TASK INPUTS:
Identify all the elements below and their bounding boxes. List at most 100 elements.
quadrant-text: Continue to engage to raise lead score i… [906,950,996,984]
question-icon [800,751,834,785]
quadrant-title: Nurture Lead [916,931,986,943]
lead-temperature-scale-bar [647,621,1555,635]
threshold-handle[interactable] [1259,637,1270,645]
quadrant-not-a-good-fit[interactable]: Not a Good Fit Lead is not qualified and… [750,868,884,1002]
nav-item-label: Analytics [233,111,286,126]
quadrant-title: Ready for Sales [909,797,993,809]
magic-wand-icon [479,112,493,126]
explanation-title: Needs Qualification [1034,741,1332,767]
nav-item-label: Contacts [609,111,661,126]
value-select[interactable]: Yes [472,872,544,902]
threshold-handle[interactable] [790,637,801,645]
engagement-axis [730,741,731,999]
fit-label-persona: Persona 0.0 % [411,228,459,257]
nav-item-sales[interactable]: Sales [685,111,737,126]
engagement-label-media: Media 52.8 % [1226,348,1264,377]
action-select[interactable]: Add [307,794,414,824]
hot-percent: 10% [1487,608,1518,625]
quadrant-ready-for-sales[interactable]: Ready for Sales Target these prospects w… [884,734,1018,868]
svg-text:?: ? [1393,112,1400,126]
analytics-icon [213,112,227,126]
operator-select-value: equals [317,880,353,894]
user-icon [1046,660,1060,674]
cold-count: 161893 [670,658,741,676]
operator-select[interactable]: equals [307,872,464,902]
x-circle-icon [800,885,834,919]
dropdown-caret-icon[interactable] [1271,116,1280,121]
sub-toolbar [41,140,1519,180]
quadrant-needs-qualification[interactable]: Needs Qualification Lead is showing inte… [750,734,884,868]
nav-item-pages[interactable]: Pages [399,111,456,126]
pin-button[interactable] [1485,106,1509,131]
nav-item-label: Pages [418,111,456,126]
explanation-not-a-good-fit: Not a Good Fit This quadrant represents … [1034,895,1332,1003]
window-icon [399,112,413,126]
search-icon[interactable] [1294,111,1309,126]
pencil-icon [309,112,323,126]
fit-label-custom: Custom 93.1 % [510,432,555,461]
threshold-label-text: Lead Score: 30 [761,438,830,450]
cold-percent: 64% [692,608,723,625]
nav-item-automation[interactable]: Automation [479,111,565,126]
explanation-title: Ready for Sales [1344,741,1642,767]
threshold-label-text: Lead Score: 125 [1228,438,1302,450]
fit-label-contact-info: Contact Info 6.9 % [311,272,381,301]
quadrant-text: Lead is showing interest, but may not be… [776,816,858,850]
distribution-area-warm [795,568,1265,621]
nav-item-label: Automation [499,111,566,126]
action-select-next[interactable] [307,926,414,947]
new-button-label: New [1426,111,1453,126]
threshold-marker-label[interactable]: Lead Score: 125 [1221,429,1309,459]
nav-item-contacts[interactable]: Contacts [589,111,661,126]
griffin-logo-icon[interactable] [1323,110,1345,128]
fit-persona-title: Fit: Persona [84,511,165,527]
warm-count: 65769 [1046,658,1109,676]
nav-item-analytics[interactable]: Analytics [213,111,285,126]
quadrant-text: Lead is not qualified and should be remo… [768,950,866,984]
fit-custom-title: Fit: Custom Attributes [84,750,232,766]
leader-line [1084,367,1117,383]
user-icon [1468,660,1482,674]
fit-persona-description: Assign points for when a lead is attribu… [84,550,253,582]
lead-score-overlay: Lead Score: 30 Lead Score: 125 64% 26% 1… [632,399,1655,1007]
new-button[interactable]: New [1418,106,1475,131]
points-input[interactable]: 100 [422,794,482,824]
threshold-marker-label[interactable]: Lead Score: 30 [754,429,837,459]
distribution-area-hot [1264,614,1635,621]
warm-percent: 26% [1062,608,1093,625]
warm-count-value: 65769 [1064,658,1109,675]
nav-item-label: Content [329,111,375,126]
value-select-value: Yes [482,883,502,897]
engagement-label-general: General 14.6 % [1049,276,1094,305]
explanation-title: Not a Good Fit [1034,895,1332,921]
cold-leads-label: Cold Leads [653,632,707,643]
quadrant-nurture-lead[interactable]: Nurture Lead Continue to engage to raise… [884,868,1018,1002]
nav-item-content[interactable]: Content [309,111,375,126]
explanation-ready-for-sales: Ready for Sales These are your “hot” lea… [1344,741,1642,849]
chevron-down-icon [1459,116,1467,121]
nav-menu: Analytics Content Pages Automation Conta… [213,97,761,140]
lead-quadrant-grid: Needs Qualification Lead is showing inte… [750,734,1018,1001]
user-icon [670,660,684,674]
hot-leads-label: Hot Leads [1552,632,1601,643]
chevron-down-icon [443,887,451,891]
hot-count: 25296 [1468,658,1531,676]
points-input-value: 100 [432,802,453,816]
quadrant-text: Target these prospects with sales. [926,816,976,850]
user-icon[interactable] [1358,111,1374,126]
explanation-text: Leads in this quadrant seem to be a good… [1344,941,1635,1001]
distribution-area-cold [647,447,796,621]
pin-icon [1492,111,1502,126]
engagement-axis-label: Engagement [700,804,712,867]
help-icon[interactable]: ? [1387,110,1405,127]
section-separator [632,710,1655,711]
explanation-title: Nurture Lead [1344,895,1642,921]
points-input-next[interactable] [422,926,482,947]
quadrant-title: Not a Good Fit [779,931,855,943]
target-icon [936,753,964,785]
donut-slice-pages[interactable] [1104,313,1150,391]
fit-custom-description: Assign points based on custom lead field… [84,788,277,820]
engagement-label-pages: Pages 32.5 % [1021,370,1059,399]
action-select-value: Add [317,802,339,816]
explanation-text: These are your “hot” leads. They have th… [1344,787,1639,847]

REQUIRED TASK: Write out all of the items above again, unchanged.

OUTPUT OF THE EXERCISE:
Identify all the elements below and their bounding boxes. List at most 100 elements.
quadrant-text: Continue to engage to raise lead score i… [906,950,996,984]
question-icon [800,751,834,785]
quadrant-title: Nurture Lead [916,931,986,943]
lead-temperature-scale-bar [647,621,1555,635]
threshold-handle[interactable] [1259,637,1270,645]
quadrant-not-a-good-fit[interactable]: Not a Good Fit Lead is not qualified and… [750,868,884,1002]
nav-item-label: Analytics [233,111,286,126]
quadrant-title: Ready for Sales [909,797,993,809]
magic-wand-icon [479,112,493,126]
explanation-title: Needs Qualification [1034,741,1332,767]
nav-item-label: Contacts [609,111,661,126]
value-select[interactable]: Yes [472,872,544,902]
threshold-handle[interactable] [790,637,801,645]
engagement-axis [730,741,731,999]
fit-label-persona: Persona 0.0 % [411,228,459,257]
nav-item-sales[interactable]: Sales [685,111,737,126]
engagement-label-media: Media 52.8 % [1226,348,1264,377]
action-select[interactable]: Add [307,794,414,824]
hot-percent: 10% [1487,608,1518,625]
quadrant-ready-for-sales[interactable]: Ready for Sales Target these prospects w… [884,734,1018,868]
svg-text:?: ? [1393,112,1400,126]
analytics-icon [213,112,227,126]
operator-select-value: equals [317,880,353,894]
user-icon [1046,660,1060,674]
cold-count: 161893 [670,658,741,676]
operator-select[interactable]: equals [307,872,464,902]
x-circle-icon [800,885,834,919]
dropdown-caret-icon[interactable] [1271,116,1280,121]
sub-toolbar [41,140,1519,180]
quadrant-needs-qualification[interactable]: Needs Qualification Lead is showing inte… [750,734,884,868]
nav-item-pages[interactable]: Pages [399,111,456,126]
pin-button[interactable] [1485,106,1509,131]
nav-item-label: Pages [418,111,456,126]
explanation-not-a-good-fit: Not a Good Fit This quadrant represents … [1034,895,1332,1003]
window-icon [399,112,413,126]
search-icon[interactable] [1294,111,1309,126]
pencil-icon [309,112,323,126]
fit-label-custom: Custom 93.1 % [510,432,555,461]
threshold-label-text: Lead Score: 30 [761,438,830,450]
cold-percent: 64% [692,608,723,625]
nav-item-automation[interactable]: Automation [479,111,565,126]
explanation-title: Ready for Sales [1344,741,1642,767]
threshold-label-text: Lead Score: 125 [1228,438,1302,450]
fit-label-contact-info: Contact Info 6.9 % [311,272,381,301]
quadrant-text: Lead is showing interest, but may not be… [776,816,858,850]
distribution-area-warm [795,568,1265,621]
nav-item-label: Automation [499,111,566,126]
action-select-next[interactable] [307,926,414,947]
new-button-label: New [1426,111,1453,126]
threshold-marker-label[interactable]: Lead Score: 125 [1221,429,1309,459]
nav-item-contacts[interactable]: Contacts [589,111,661,126]
griffin-logo-icon[interactable] [1323,110,1345,128]
fit-persona-title: Fit: Persona [84,511,165,527]
warm-count: 65769 [1046,658,1109,676]
nav-item-analytics[interactable]: Analytics [213,111,285,126]
quadrant-text: Lead is not qualified and should be remo… [768,950,866,984]
fit-custom-title: Fit: Custom Attributes [84,750,232,766]
leader-line [1084,367,1117,383]
user-icon [1468,660,1482,674]
fit-persona-description: Assign points for when a lead is attribu… [84,550,253,582]
lead-score-overlay: Lead Score: 30 Lead Score: 125 64% 26% 1… [632,399,1655,1007]
new-button[interactable]: New [1418,106,1475,131]
points-input[interactable]: 100 [422,794,482,824]
threshold-marker-label[interactable]: Lead Score: 30 [754,429,837,459]
distribution-area-hot [1264,614,1635,621]
warm-percent: 26% [1062,608,1093,625]
warm-count-value: 65769 [1064,658,1109,675]
nav-item-label: Content [329,111,375,126]
value-select-value: Yes [482,883,502,897]
engagement-label-general: General 14.6 % [1049,276,1094,305]
explanation-title: Not a Good Fit [1034,895,1332,921]
cold-leads-label: Cold Leads [653,632,707,643]
quadrant-nurture-lead[interactable]: Nurture Lead Continue to engage to raise… [884,868,1018,1002]
nav-item-content[interactable]: Content [309,111,375,126]
explanation-ready-for-sales: Ready for Sales These are your “hot” lea… [1344,741,1642,849]
chevron-down-icon [1459,116,1467,121]
nav-menu: Analytics Content Pages Automation Conta… [213,97,761,140]
lead-quadrant-grid: Needs Qualification Lead is showing inte… [750,734,1018,1001]
user-icon [670,660,684,674]
hot-leads-label: Hot Leads [1552,632,1601,643]
chevron-down-icon [443,887,451,891]
hot-count: 25296 [1468,658,1531,676]
points-input-value: 100 [432,802,453,816]
quadrant-text: Target these prospects with sales. [926,816,976,850]
user-icon[interactable] [1358,111,1374,126]
explanation-text: Leads in this quadrant seem to be a good… [1344,941,1635,1001]
distribution-area-cold [647,447,796,621]
pin-icon [1492,111,1502,126]
engagement-axis-label: Engagement [700,804,712,867]
help-icon[interactable]: ? [1387,110,1405,127]
section-separator [632,710,1655,711]
explanation-title: Nurture Lead [1344,895,1642,921]
points-input-next[interactable] [422,926,482,947]
quadrant-title: Not a Good Fit [779,931,855,943]
target-icon [936,753,964,785]
donut-slice-pages[interactable] [1104,313,1150,391]
fit-custom-description: Assign points based on custom lead field… [84,788,277,820]
engagement-label-pages: Pages 32.5 % [1021,370,1059,399]
action-select-value: Add [317,802,339,816]
explanation-text: These are your “hot” leads. They have th… [1344,787,1639,847]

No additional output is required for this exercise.